• Problem to work on: Omit all pictures. Copy exactly the lines from the line containing "Read all visible content and emit it as JSON." to the end of the listing, with both ends included.
[start]
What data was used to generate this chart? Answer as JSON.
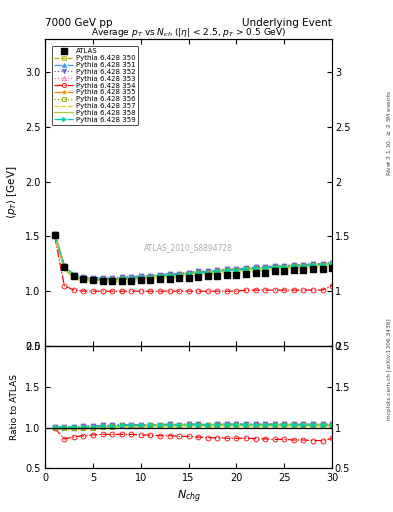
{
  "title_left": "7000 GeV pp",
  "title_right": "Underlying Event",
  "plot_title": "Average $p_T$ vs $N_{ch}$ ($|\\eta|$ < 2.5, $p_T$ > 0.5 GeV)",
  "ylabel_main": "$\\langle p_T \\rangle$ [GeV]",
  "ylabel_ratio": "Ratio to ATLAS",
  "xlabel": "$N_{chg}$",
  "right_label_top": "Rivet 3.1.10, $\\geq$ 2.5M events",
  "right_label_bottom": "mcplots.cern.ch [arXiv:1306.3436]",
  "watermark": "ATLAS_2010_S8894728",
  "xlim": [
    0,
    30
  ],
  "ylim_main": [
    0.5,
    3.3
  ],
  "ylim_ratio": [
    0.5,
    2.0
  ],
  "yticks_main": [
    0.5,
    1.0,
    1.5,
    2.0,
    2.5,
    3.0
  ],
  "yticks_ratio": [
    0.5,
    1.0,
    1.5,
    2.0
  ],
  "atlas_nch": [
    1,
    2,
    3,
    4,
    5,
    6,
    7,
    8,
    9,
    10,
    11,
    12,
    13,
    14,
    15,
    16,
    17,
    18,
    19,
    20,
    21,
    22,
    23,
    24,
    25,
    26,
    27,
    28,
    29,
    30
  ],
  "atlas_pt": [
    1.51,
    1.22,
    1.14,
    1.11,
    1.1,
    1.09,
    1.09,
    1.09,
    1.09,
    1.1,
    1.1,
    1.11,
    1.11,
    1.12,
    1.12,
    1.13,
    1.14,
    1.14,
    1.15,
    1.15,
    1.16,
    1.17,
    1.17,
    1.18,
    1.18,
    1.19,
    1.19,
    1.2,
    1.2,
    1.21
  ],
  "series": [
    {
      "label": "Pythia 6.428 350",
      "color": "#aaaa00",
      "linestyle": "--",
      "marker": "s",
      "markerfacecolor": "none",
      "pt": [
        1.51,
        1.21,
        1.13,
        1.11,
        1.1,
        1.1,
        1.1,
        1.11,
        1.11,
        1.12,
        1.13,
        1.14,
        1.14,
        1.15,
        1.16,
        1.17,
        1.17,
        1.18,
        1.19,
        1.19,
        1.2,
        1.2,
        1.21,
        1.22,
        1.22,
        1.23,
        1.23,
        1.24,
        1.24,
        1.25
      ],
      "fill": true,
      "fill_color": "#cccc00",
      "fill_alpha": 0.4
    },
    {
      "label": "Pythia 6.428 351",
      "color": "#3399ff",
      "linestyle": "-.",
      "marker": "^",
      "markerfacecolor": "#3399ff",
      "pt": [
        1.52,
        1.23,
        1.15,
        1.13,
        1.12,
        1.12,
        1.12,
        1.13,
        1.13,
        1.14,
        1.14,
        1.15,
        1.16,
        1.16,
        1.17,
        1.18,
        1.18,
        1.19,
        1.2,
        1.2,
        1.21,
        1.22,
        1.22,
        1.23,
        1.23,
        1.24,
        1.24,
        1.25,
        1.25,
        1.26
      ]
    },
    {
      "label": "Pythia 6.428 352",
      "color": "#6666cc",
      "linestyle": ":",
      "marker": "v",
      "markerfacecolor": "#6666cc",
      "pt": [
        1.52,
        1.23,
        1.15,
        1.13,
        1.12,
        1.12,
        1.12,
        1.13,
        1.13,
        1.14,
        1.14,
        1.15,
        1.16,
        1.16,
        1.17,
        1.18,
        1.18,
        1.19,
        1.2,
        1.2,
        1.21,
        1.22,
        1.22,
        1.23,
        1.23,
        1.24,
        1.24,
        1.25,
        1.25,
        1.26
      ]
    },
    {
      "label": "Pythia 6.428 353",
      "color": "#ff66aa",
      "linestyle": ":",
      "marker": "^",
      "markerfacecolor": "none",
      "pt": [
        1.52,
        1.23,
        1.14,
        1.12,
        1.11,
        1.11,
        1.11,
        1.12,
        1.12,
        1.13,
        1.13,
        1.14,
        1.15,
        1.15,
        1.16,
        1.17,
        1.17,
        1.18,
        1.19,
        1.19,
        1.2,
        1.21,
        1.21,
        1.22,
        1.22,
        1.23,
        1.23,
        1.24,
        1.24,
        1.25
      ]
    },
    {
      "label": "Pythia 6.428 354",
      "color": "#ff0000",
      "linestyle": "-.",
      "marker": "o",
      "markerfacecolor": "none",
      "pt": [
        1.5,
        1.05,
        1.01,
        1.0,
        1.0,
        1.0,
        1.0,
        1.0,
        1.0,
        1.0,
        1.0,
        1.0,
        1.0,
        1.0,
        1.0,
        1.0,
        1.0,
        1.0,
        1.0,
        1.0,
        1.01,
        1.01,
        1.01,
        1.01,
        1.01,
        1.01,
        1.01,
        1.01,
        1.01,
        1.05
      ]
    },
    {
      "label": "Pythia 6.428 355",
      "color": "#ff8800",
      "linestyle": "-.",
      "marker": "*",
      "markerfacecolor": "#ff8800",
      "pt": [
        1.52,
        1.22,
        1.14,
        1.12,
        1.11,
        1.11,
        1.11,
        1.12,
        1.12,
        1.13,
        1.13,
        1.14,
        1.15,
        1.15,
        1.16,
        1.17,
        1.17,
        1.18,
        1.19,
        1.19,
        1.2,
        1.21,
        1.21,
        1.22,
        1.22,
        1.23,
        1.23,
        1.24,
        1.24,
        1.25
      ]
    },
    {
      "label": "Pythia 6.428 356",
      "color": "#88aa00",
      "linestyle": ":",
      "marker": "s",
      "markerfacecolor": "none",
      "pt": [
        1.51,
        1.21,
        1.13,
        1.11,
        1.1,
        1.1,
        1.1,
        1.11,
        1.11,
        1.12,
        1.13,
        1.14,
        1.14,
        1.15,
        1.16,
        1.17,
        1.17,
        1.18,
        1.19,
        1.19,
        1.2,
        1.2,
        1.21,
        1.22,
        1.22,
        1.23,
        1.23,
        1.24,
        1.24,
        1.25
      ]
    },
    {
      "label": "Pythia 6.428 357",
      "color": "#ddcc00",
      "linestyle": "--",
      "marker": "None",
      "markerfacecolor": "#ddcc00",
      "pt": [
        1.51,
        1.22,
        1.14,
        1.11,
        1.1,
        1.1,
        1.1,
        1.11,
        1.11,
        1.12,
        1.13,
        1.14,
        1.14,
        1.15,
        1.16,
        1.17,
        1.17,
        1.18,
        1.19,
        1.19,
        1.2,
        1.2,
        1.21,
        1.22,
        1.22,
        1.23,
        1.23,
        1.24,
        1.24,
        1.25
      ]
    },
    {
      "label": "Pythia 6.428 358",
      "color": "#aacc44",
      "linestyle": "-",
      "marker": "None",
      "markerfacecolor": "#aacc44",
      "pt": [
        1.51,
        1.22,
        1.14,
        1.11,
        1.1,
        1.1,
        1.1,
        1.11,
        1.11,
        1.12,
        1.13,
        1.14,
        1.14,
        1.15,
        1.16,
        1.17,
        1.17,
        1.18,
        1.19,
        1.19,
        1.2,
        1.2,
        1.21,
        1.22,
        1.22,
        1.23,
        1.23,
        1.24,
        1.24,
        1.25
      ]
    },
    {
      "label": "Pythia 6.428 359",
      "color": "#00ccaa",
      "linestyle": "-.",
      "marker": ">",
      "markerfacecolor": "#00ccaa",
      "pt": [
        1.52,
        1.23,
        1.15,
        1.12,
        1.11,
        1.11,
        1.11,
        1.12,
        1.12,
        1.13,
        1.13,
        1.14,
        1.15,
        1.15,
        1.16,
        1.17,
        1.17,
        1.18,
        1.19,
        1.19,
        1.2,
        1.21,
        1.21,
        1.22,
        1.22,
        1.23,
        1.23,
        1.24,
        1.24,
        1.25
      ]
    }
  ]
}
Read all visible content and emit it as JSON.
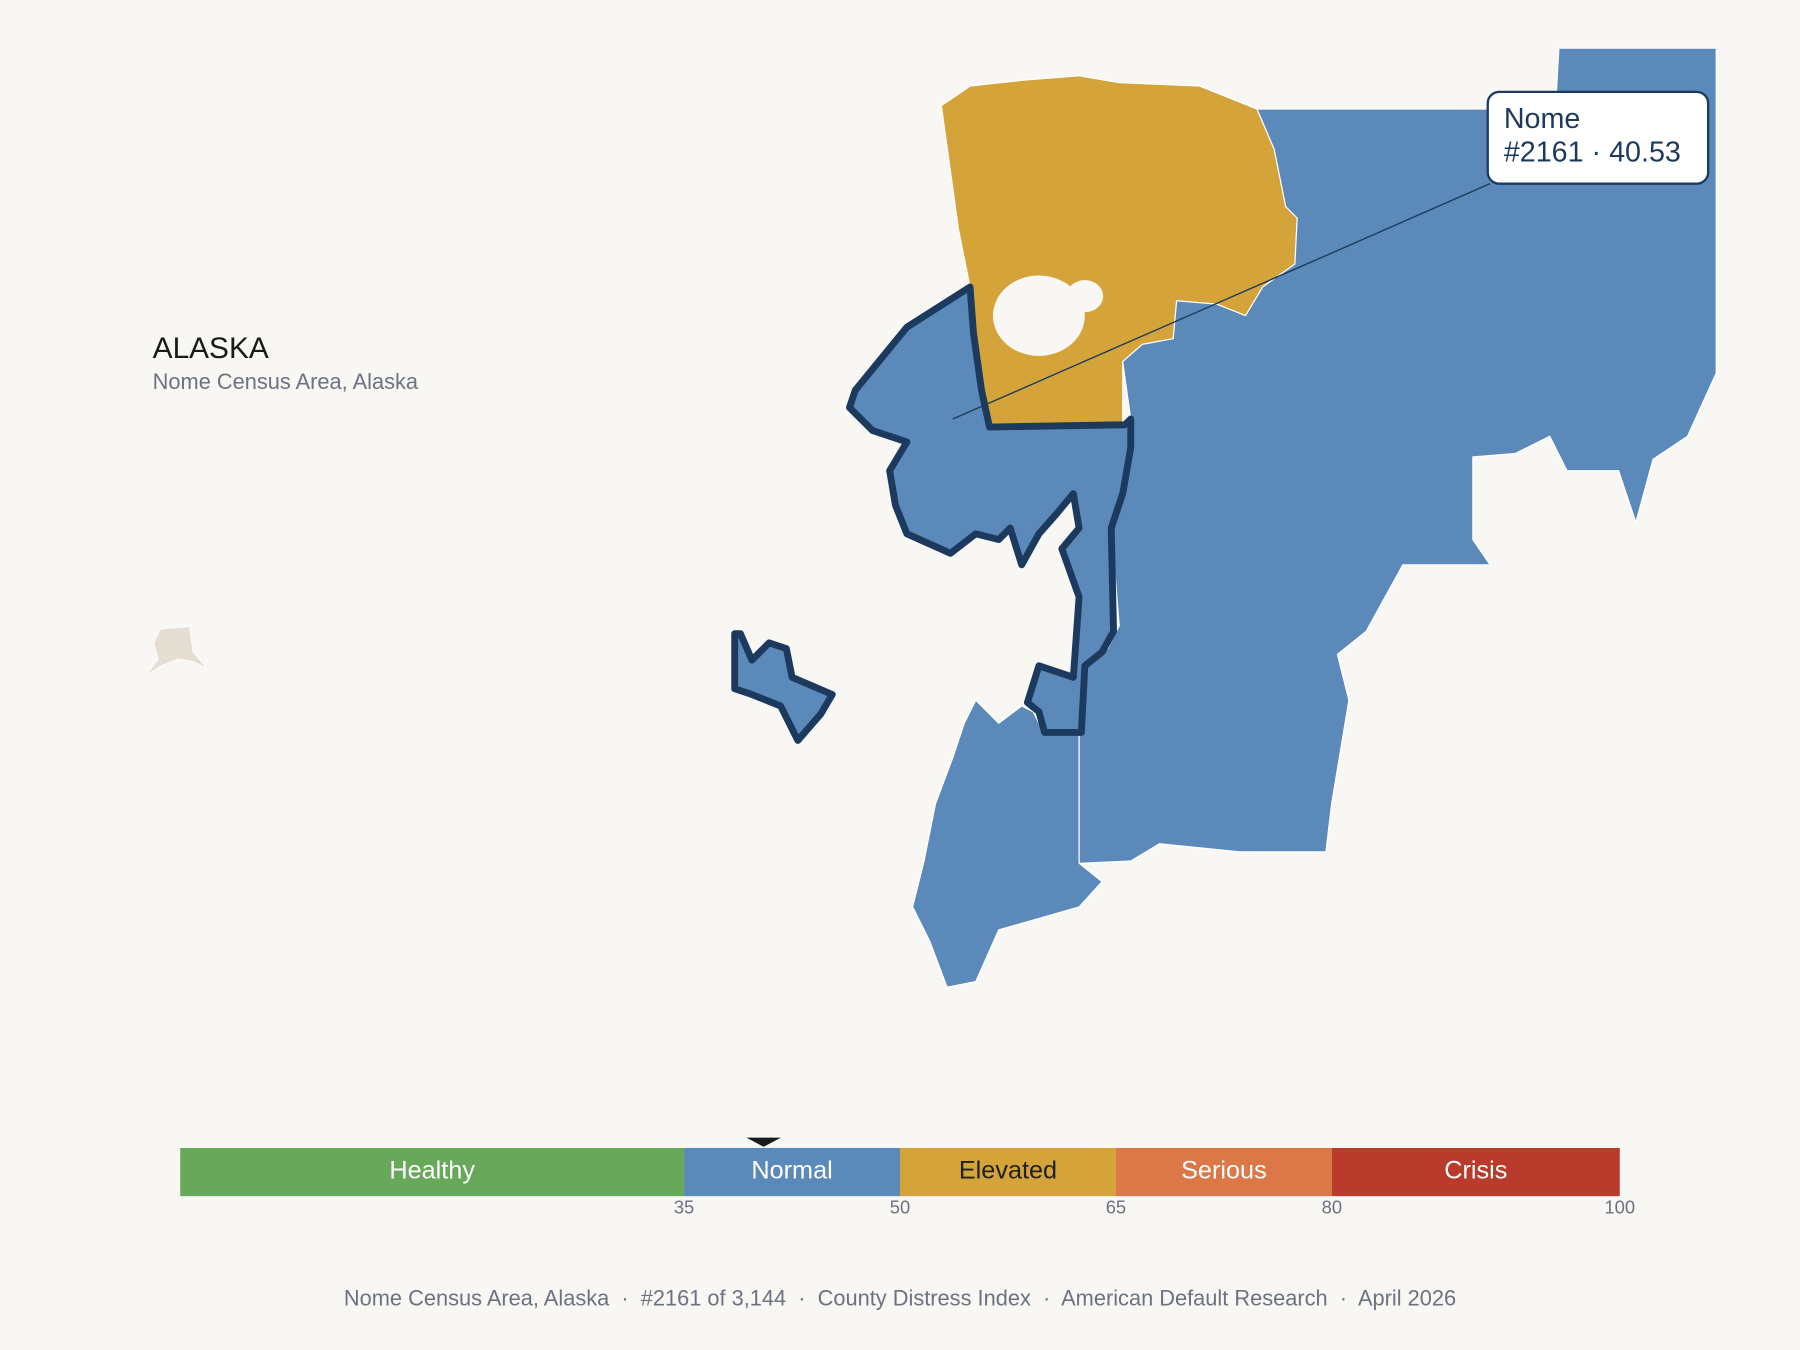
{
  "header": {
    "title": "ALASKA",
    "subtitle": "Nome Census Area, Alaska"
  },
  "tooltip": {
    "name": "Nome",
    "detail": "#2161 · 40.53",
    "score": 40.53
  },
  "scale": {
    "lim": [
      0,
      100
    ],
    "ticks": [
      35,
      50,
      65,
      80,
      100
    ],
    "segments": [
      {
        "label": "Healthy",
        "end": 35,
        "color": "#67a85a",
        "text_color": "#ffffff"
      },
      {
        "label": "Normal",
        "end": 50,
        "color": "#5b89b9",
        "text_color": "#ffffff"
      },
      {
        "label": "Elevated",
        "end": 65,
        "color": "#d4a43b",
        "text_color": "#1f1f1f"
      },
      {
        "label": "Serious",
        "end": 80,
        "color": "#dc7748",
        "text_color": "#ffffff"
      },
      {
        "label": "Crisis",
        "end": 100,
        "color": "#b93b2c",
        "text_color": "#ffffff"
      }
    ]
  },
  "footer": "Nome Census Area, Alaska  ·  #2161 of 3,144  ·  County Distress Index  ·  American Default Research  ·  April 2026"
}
[end]
• Task solution:
Read all visible content and emit it as JSON.
{
  "header": {
    "title": "ALASKA",
    "subtitle": "Nome Census Area, Alaska"
  },
  "tooltip": {
    "name": "Nome",
    "detail": "#2161 · 40.53",
    "score": 40.53
  },
  "scale": {
    "lim": [
      0,
      100
    ],
    "ticks": [
      35,
      50,
      65,
      80,
      100
    ],
    "segments": [
      {
        "label": "Healthy",
        "end": 35,
        "color": "#67a85a",
        "text_color": "#ffffff"
      },
      {
        "label": "Normal",
        "end": 50,
        "color": "#5b89b9",
        "text_color": "#ffffff"
      },
      {
        "label": "Elevated",
        "end": 65,
        "color": "#d4a43b",
        "text_color": "#1f1f1f"
      },
      {
        "label": "Serious",
        "end": 80,
        "color": "#dc7748",
        "text_color": "#ffffff"
      },
      {
        "label": "Crisis",
        "end": 100,
        "color": "#b93b2c",
        "text_color": "#ffffff"
      }
    ]
  },
  "footer": "Nome Census Area, Alaska  ·  #2161 of 3,144  ·  County Distress Index  ·  American Default Research  ·  April 2026"
}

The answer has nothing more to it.